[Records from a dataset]
■ ■ ■ ■

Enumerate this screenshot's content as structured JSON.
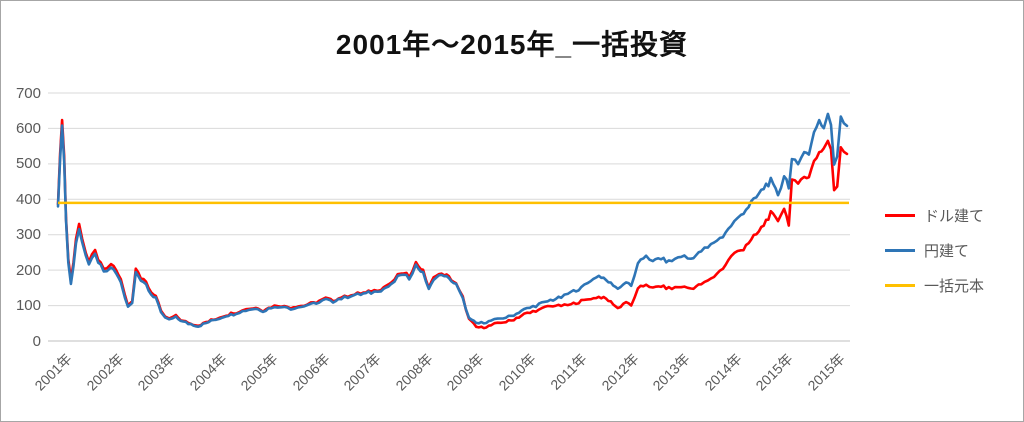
{
  "chart_data": {
    "type": "line",
    "title": "2001年～2015年_一括投資",
    "y_ticks": [
      0,
      100,
      200,
      300,
      400,
      500,
      600,
      700
    ],
    "ylim": [
      0,
      700
    ],
    "x_tick_labels": [
      "2001年",
      "2002年",
      "2003年",
      "2004年",
      "2005年",
      "2006年",
      "2007年",
      "2008年",
      "2009年",
      "2010年",
      "2011年",
      "2012年",
      "2013年",
      "2014年",
      "2015年",
      "2015年"
    ],
    "grid": true,
    "legend_position": "right",
    "colors": {
      "dollar": "#ff0000",
      "yen": "#2e75b6",
      "principal": "#ffc000",
      "gridline": "#d9d9d9",
      "axis_line": "#bfbfbf",
      "tick_text": "#595959",
      "title_text": "#111111",
      "frame_border": "#a6a6a6"
    },
    "u": [
      0.0,
      0.04,
      0.08,
      0.12,
      0.155,
      0.2,
      0.25,
      0.3,
      0.35,
      0.41,
      0.47,
      0.54,
      0.6,
      0.66,
      0.72,
      0.78,
      0.83,
      0.89,
      0.95,
      1.03,
      1.13,
      1.22,
      1.3,
      1.36,
      1.44,
      1.51,
      1.56,
      1.61,
      1.71,
      1.81,
      1.9,
      2.0,
      2.08,
      2.16,
      2.29,
      2.43,
      2.58,
      2.72,
      2.87,
      3.07,
      3.26,
      3.46,
      3.65,
      3.84,
      3.98,
      4.14,
      4.33,
      4.52,
      4.72,
      4.91,
      5.07,
      5.2,
      5.34,
      5.5,
      5.69,
      5.88,
      6.08,
      6.27,
      6.47,
      6.66,
      6.82,
      6.95,
      7.09,
      7.2,
      7.34,
      7.5,
      7.59,
      7.73,
      7.86,
      7.98,
      8.12,
      8.27,
      8.41,
      8.6,
      8.8,
      9.05,
      9.28,
      9.51,
      9.77,
      9.96,
      10.16,
      10.35,
      10.5,
      10.64,
      10.78,
      10.87,
      11.03,
      11.13,
      11.26,
      11.42,
      11.55,
      11.71,
      11.86,
      12.1,
      12.29,
      12.49,
      12.68,
      12.91,
      13.07,
      13.26,
      13.46,
      13.61,
      13.75,
      13.84,
      13.98,
      14.1,
      14.19,
      14.25,
      14.37,
      14.49,
      14.58,
      14.68,
      14.78,
      14.87,
      14.95,
      15.01,
      15.07,
      15.13,
      15.2,
      15.26,
      15.32
    ],
    "series": [
      {
        "name": "ドル建て",
        "color": "#ff0000",
        "values": [
          395,
          520,
          630,
          520,
          350,
          230,
          172,
          225,
          290,
          330,
          285,
          245,
          226,
          240,
          252,
          230,
          218,
          205,
          202,
          218,
          198,
          175,
          130,
          102,
          112,
          210,
          195,
          178,
          165,
          138,
          128,
          82,
          70,
          63,
          70,
          56,
          49,
          43,
          53,
          63,
          73,
          81,
          90,
          94,
          87,
          97,
          100,
          95,
          99,
          106,
          112,
          120,
          114,
          124,
          130,
          134,
          140,
          147,
          163,
          193,
          183,
          220,
          198,
          152,
          188,
          190,
          180,
          162,
          122,
          62,
          40,
          38,
          45,
          52,
          58,
          75,
          85,
          98,
          100,
          103,
          112,
          120,
          124,
          118,
          105,
          92,
          110,
          100,
          145,
          162,
          150,
          155,
          148,
          152,
          148,
          160,
          175,
          205,
          240,
          255,
          285,
          310,
          340,
          360,
          341,
          375,
          332,
          453,
          440,
          470,
          460,
          510,
          535,
          545,
          565,
          540,
          423,
          440,
          550,
          535,
          528
        ]
      },
      {
        "name": "円建て",
        "color": "#2e75b6",
        "values": [
          390,
          510,
          616,
          505,
          341,
          222,
          160,
          215,
          278,
          315,
          274,
          236,
          218,
          231,
          242,
          221,
          210,
          197,
          194,
          209,
          190,
          168,
          124,
          97,
          107,
          200,
          186,
          170,
          158,
          132,
          122,
          78,
          67,
          60,
          67,
          54,
          47,
          41,
          51,
          61,
          70,
          78,
          87,
          91,
          84,
          94,
          97,
          92,
          96,
          103,
          109,
          117,
          111,
          121,
          127,
          131,
          137,
          144,
          159,
          188,
          178,
          213,
          192,
          148,
          183,
          186,
          176,
          159,
          120,
          64,
          50,
          52,
          57,
          63,
          70,
          89,
          100,
          112,
          124,
          136,
          150,
          172,
          185,
          172,
          158,
          146,
          168,
          155,
          215,
          245,
          222,
          235,
          222,
          240,
          232,
          252,
          270,
          298,
          325,
          355,
          390,
          415,
          440,
          450,
          416,
          465,
          440,
          515,
          495,
          540,
          525,
          590,
          620,
          600,
          640,
          610,
          494,
          520,
          635,
          615,
          607
        ]
      },
      {
        "name": "一括元本",
        "color": "#ffc000",
        "constant": 390
      }
    ]
  }
}
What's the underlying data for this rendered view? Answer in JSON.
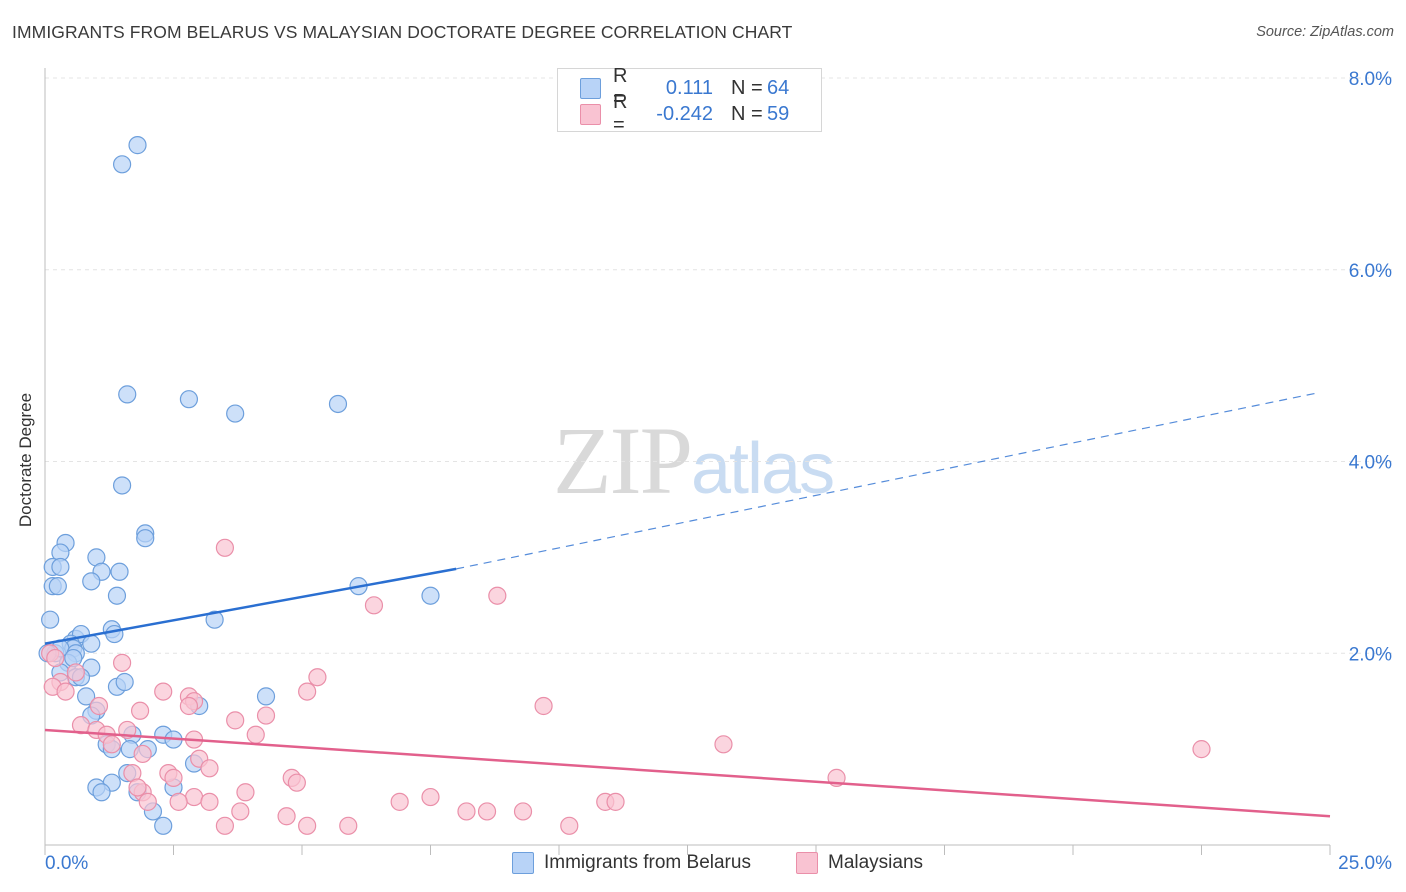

■ ■ ■ ■

## Given task:
All of the entries need to be transcribed word for word; pictures are left out.

## Written answer:
Enumerate this screenshot's content as structured JSON.
{
  "chart_data": {
    "type": "line",
    "title": "2001年～2015年_一括投資",
    "y_ticks": [
      0,
      100,
      200,
      300,
      400,
      500,
      600,
      700
    ],
    "ylim": [
      0,
      700
    ],
    "x_tick_labels": [
      "2001年",
      "2002年",
      "2003年",
      "2004年",
      "2005年",
      "2006年",
      "2007年",
      "2008年",
      "2009年",
      "2010年",
      "2011年",
      "2012年",
      "2013年",
      "2014年",
      "2015年",
      "2015年"
    ],
    "grid": true,
    "legend_position": "right",
    "colors": {
      "dollar": "#ff0000",
      "yen": "#2e75b6",
      "principal": "#ffc000",
      "gridline": "#d9d9d9",
      "axis_line": "#bfbfbf",
      "tick_text": "#595959",
      "title_text": "#111111",
      "frame_border": "#a6a6a6"
    },
    "u": [
      0.0,
      0.04,
      0.08,
      0.12,
      0.155,
      0.2,
      0.25,
      0.3,
      0.35,
      0.41,
      0.47,
      0.54,
      0.6,
      0.66,
      0.72,
      0.78,
      0.83,
      0.89,
      0.95,
      1.03,
      1.13,
      1.22,
      1.3,
      1.36,
      1.44,
      1.51,
      1.56,
      1.61,
      1.71,
      1.81,
      1.9,
      2.0,
      2.08,
      2.16,
      2.29,
      2.43,
      2.58,
      2.72,
      2.87,
      3.07,
      3.26,
      3.46,
      3.65,
      3.84,
      3.98,
      4.14,
      4.33,
      4.52,
      4.72,
      4.91,
      5.07,
      5.2,
      5.34,
      5.5,
      5.69,
      5.88,
      6.08,
      6.27,
      6.47,
      6.66,
      6.82,
      6.95,
      7.09,
      7.2,
      7.34,
      7.5,
      7.59,
      7.73,
      7.86,
      7.98,
      8.12,
      8.27,
      8.41,
      8.6,
      8.8,
      9.05,
      9.28,
      9.51,
      9.77,
      9.96,
      10.16,
      10.35,
      10.5,
      10.64,
      10.78,
      10.87,
      11.03,
      11.13,
      11.26,
      11.42,
      11.55,
      11.71,
      11.86,
      12.1,
      12.29,
      12.49,
      12.68,
      12.91,
      13.07,
      13.26,
      13.46,
      13.61,
      13.75,
      13.84,
      13.98,
      14.1,
      14.19,
      14.25,
      14.37,
      14.49,
      14.58,
      14.68,
      14.78,
      14.87,
      14.95,
      15.01,
      15.07,
      15.13,
      15.2,
      15.26,
      15.32
    ],
    "series": [
      {
        "name": "ドル建て",
        "color": "#ff0000",
        "values": [
          395,
          520,
          630,
          520,
          350,
          230,
          172,
          225,
          290,
          330,
          285,
          245,
          226,
          240,
          252,
          230,
          218,
          205,
          202,
          218,
          198,
          175,
          130,
          102,
          112,
          210,
          195,
          178,
          165,
          138,
          128,
          82,
          70,
          63,
          70,
          56,
          49,
          43,
          53,
          63,
          73,
          81,
          90,
          94,
          87,
          97,
          100,
          95,
          99,
          106,
          112,
          120,
          114,
          124,
          130,
          134,
          140,
          147,
          163,
          193,
          183,
          220,
          198,
          152,
          188,
          190,
          180,
          162,
          122,
          62,
          40,
          38,
          45,
          52,
          58,
          75,
          85,
          98,
          100,
          103,
          112,
          120,
          124,
          118,
          105,
          92,
          110,
          100,
          145,
          162,
          150,
          155,
          148,
          152,
          148,
          160,
          175,
          205,
          240,
          255,
          285,
          310,
          340,
          360,
          341,
          375,
          332,
          453,
          440,
          470,
          460,
          510,
          535,
          545,
          565,
          540,
          423,
          440,
          550,
          535,
          528
        ]
      },
      {
        "name": "円建て",
        "color": "#2e75b6",
        "values": [
          390,
          510,
          616,
          505,
          341,
          222,
          160,
          215,
          278,
          315,
          274,
          236,
          218,
          231,
          242,
          221,
          210,
          197,
          194,
          209,
          190,
          168,
          124,
          97,
          107,
          200,
          186,
          170,
          158,
          132,
          122,
          78,
          67,
          60,
          67,
          54,
          47,
          41,
          51,
          61,
          70,
          78,
          87,
          91,
          84,
          94,
          97,
          92,
          96,
          103,
          109,
          117,
          111,
          121,
          127,
          131,
          137,
          144,
          159,
          188,
          178,
          213,
          192,
          148,
          183,
          186,
          176,
          159,
          120,
          64,
          50,
          52,
          57,
          63,
          70,
          89,
          100,
          112,
          124,
          136,
          150,
          172,
          185,
          172,
          158,
          146,
          168,
          155,
          215,
          245,
          222,
          235,
          222,
          240,
          232,
          252,
          270,
          298,
          325,
          355,
          390,
          415,
          440,
          450,
          416,
          465,
          440,
          515,
          495,
          540,
          525,
          590,
          620,
          600,
          640,
          610,
          494,
          520,
          635,
          615,
          607
        ]
      },
      {
        "name": "一括元本",
        "color": "#ffc000",
        "constant": 390
      }
    ]
  }
}
What's the underlying data for this rendered view? Answer in JSON.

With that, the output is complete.